**Given request**. Output all lines exactly, with nothing added or dropped.
========================================================================
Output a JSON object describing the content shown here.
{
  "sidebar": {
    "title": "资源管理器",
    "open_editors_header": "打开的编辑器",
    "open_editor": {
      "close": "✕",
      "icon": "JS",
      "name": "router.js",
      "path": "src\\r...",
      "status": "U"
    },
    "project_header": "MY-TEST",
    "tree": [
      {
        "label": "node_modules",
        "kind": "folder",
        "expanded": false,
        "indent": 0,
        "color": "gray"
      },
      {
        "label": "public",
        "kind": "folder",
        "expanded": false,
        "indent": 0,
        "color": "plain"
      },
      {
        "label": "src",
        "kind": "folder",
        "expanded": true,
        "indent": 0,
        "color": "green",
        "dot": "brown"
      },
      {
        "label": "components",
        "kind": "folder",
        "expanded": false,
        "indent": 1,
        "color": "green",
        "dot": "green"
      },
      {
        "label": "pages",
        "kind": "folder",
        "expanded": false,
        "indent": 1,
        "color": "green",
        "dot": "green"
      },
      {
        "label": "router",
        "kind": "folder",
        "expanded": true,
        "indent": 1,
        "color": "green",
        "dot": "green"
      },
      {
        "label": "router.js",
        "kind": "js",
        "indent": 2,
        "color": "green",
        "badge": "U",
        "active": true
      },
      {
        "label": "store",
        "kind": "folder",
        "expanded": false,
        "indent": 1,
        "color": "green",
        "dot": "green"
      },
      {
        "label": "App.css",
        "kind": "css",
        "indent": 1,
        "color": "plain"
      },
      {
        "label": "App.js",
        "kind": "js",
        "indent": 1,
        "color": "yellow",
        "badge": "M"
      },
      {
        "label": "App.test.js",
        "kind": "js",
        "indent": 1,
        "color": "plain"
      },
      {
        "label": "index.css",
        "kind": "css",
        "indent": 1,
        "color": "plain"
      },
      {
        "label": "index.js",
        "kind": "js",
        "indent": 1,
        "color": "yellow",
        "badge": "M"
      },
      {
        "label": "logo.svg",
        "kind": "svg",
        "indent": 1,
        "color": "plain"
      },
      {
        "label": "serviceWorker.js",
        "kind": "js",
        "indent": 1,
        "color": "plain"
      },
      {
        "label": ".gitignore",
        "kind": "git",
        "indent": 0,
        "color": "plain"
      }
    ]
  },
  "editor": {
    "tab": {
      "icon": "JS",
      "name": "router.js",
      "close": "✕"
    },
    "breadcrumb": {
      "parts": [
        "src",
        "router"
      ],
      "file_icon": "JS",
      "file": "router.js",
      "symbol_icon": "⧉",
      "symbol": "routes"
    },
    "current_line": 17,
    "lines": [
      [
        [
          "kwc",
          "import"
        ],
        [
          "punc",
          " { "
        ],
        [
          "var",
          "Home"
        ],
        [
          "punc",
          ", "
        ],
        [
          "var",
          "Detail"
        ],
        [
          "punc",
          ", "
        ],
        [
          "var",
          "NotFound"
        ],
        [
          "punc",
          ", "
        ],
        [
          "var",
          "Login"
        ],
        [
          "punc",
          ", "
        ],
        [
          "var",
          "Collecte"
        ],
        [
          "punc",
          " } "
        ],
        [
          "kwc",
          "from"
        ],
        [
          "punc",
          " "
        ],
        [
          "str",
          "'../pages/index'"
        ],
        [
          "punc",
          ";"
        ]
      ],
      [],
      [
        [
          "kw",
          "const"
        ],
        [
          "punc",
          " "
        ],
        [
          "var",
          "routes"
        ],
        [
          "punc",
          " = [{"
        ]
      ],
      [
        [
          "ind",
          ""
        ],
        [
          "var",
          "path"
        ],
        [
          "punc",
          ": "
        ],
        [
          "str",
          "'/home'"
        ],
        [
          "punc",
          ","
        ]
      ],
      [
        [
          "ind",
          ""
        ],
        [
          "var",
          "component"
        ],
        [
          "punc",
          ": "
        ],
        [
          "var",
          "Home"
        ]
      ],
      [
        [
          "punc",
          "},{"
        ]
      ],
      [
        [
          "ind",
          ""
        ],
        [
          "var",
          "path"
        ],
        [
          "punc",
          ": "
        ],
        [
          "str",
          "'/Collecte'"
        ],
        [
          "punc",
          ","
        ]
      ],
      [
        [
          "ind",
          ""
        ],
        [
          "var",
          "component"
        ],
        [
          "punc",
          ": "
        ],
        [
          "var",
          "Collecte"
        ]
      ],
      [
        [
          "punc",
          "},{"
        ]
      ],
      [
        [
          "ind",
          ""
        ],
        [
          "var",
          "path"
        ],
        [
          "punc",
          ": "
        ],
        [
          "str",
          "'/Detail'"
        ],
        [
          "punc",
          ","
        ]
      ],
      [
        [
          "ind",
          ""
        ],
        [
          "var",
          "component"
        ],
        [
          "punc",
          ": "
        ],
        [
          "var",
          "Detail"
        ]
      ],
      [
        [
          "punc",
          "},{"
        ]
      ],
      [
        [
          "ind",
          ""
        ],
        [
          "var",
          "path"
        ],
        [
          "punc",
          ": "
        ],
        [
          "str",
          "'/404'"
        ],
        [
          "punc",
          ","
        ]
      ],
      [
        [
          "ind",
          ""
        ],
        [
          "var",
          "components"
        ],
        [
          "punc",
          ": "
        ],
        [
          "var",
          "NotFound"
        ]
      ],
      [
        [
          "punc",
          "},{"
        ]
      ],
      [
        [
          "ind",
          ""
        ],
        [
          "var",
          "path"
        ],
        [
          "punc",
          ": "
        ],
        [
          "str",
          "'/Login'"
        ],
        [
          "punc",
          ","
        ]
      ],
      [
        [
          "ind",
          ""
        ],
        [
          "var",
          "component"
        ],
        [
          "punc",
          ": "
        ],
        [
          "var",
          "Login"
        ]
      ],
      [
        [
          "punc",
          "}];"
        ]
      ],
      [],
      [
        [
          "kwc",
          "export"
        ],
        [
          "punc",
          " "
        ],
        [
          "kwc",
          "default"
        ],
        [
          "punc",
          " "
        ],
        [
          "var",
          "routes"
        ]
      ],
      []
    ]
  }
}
========================================================================
**The response**.
Output a JSON object describing the content shown here.
{
  "sidebar": {
    "title": "资源管理器",
    "open_editors_header": "打开的编辑器",
    "open_editor": {
      "close": "✕",
      "icon": "JS",
      "name": "router.js",
      "path": "src\\r...",
      "status": "U"
    },
    "project_header": "MY-TEST",
    "tree": [
      {
        "label": "node_modules",
        "kind": "folder",
        "expanded": false,
        "indent": 0,
        "color": "gray"
      },
      {
        "label": "public",
        "kind": "folder",
        "expanded": false,
        "indent": 0,
        "color": "plain"
      },
      {
        "label": "src",
        "kind": "folder",
        "expanded": true,
        "indent": 0,
        "color": "green",
        "dot": "brown"
      },
      {
        "label": "components",
        "kind": "folder",
        "expanded": false,
        "indent": 1,
        "color": "green",
        "dot": "green"
      },
      {
        "label": "pages",
        "kind": "folder",
        "expanded": false,
        "indent": 1,
        "color": "green",
        "dot": "green"
      },
      {
        "label": "router",
        "kind": "folder",
        "expanded": true,
        "indent": 1,
        "color": "green",
        "dot": "green"
      },
      {
        "label": "router.js",
        "kind": "js",
        "indent": 2,
        "color": "green",
        "badge": "U",
        "active": true
      },
      {
        "label": "store",
        "kind": "folder",
        "expanded": false,
        "indent": 1,
        "color": "green",
        "dot": "green"
      },
      {
        "label": "App.css",
        "kind": "css",
        "indent": 1,
        "color": "plain"
      },
      {
        "label": "App.js",
        "kind": "js",
        "indent": 1,
        "color": "yellow",
        "badge": "M"
      },
      {
        "label": "App.test.js",
        "kind": "js",
        "indent": 1,
        "color": "plain"
      },
      {
        "label": "index.css",
        "kind": "css",
        "indent": 1,
        "color": "plain"
      },
      {
        "label": "index.js",
        "kind": "js",
        "indent": 1,
        "color": "yellow",
        "badge": "M"
      },
      {
        "label": "logo.svg",
        "kind": "svg",
        "indent": 1,
        "color": "plain"
      },
      {
        "label": "serviceWorker.js",
        "kind": "js",
        "indent": 1,
        "color": "plain"
      },
      {
        "label": ".gitignore",
        "kind": "git",
        "indent": 0,
        "color": "plain"
      }
    ]
  },
  "editor": {
    "tab": {
      "icon": "JS",
      "name": "router.js",
      "close": "✕"
    },
    "breadcrumb": {
      "parts": [
        "src",
        "router"
      ],
      "file_icon": "JS",
      "file": "router.js",
      "symbol_icon": "⧉",
      "symbol": "routes"
    },
    "current_line": 17,
    "lines": [
      [
        [
          "kwc",
          "import"
        ],
        [
          "punc",
          " { "
        ],
        [
          "var",
          "Home"
        ],
        [
          "punc",
          ", "
        ],
        [
          "var",
          "Detail"
        ],
        [
          "punc",
          ", "
        ],
        [
          "var",
          "NotFound"
        ],
        [
          "punc",
          ", "
        ],
        [
          "var",
          "Login"
        ],
        [
          "punc",
          ", "
        ],
        [
          "var",
          "Collecte"
        ],
        [
          "punc",
          " } "
        ],
        [
          "kwc",
          "from"
        ],
        [
          "punc",
          " "
        ],
        [
          "str",
          "'../pages/index'"
        ],
        [
          "punc",
          ";"
        ]
      ],
      [],
      [
        [
          "kw",
          "const"
        ],
        [
          "punc",
          " "
        ],
        [
          "var",
          "routes"
        ],
        [
          "punc",
          " = [{"
        ]
      ],
      [
        [
          "ind",
          ""
        ],
        [
          "var",
          "path"
        ],
        [
          "punc",
          ": "
        ],
        [
          "str",
          "'/home'"
        ],
        [
          "punc",
          ","
        ]
      ],
      [
        [
          "ind",
          ""
        ],
        [
          "var",
          "component"
        ],
        [
          "punc",
          ": "
        ],
        [
          "var",
          "Home"
        ]
      ],
      [
        [
          "punc",
          "},{"
        ]
      ],
      [
        [
          "ind",
          ""
        ],
        [
          "var",
          "path"
        ],
        [
          "punc",
          ": "
        ],
        [
          "str",
          "'/Collecte'"
        ],
        [
          "punc",
          ","
        ]
      ],
      [
        [
          "ind",
          ""
        ],
        [
          "var",
          "component"
        ],
        [
          "punc",
          ": "
        ],
        [
          "var",
          "Collecte"
        ]
      ],
      [
        [
          "punc",
          "},{"
        ]
      ],
      [
        [
          "ind",
          ""
        ],
        [
          "var",
          "path"
        ],
        [
          "punc",
          ": "
        ],
        [
          "str",
          "'/Detail'"
        ],
        [
          "punc",
          ","
        ]
      ],
      [
        [
          "ind",
          ""
        ],
        [
          "var",
          "component"
        ],
        [
          "punc",
          ": "
        ],
        [
          "var",
          "Detail"
        ]
      ],
      [
        [
          "punc",
          "},{"
        ]
      ],
      [
        [
          "ind",
          ""
        ],
        [
          "var",
          "path"
        ],
        [
          "punc",
          ": "
        ],
        [
          "str",
          "'/404'"
        ],
        [
          "punc",
          ","
        ]
      ],
      [
        [
          "ind",
          ""
        ],
        [
          "var",
          "components"
        ],
        [
          "punc",
          ": "
        ],
        [
          "var",
          "NotFound"
        ]
      ],
      [
        [
          "punc",
          "},{"
        ]
      ],
      [
        [
          "ind",
          ""
        ],
        [
          "var",
          "path"
        ],
        [
          "punc",
          ": "
        ],
        [
          "str",
          "'/Login'"
        ],
        [
          "punc",
          ","
        ]
      ],
      [
        [
          "ind",
          ""
        ],
        [
          "var",
          "component"
        ],
        [
          "punc",
          ": "
        ],
        [
          "var",
          "Login"
        ]
      ],
      [
        [
          "punc",
          "}];"
        ]
      ],
      [],
      [
        [
          "kwc",
          "export"
        ],
        [
          "punc",
          " "
        ],
        [
          "kwc",
          "default"
        ],
        [
          "punc",
          " "
        ],
        [
          "var",
          "routes"
        ]
      ],
      []
    ]
  }
}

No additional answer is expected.